--- INSTRUCTIONS TO FOLLOW ---
Your task is to retype each line of the data below exactly.

§ §

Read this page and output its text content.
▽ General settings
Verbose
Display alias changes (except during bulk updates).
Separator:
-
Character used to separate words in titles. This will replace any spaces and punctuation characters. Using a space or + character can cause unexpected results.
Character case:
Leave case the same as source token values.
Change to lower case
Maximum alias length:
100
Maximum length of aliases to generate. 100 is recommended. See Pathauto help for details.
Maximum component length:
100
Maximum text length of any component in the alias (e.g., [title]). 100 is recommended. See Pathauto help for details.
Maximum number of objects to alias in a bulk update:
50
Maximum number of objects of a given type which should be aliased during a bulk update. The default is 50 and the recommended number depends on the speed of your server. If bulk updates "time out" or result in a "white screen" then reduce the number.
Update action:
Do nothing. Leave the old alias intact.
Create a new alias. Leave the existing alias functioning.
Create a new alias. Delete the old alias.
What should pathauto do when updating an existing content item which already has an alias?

§ §

--- COMPLETED EXERCISE ---
Read this page and output its text content.
▽ General settings
Verbose
Display alias changes (except during bulk updates).
Separator:
-
Character used to separate words in titles. This will replace any spaces and punctuation characters. Using a space or + character can cause unexpected results.
Character case:
Leave case the same as source token values.
Change to lower case
Maximum alias length:
100
Maximum length of aliases to generate. 100 is recommended. See Pathauto help for details.
Maximum component length:
100
Maximum text length of any component in the alias (e.g., [title]). 100 is recommended. See Pathauto help for details.
Maximum number of objects to alias in a bulk update:
50
Maximum number of objects of a given type which should be aliased during a bulk update. The default is 50 and the recommended number depends on the speed of your server. If bulk updates "time out" or result in a "white screen" then reduce the number.
Update action:
Do nothing. Leave the old alias intact.
Create a new alias. Leave the existing alias functioning.
Create a new alias. Delete the old alias.
What should pathauto do when updating an existing content item which already has an alias?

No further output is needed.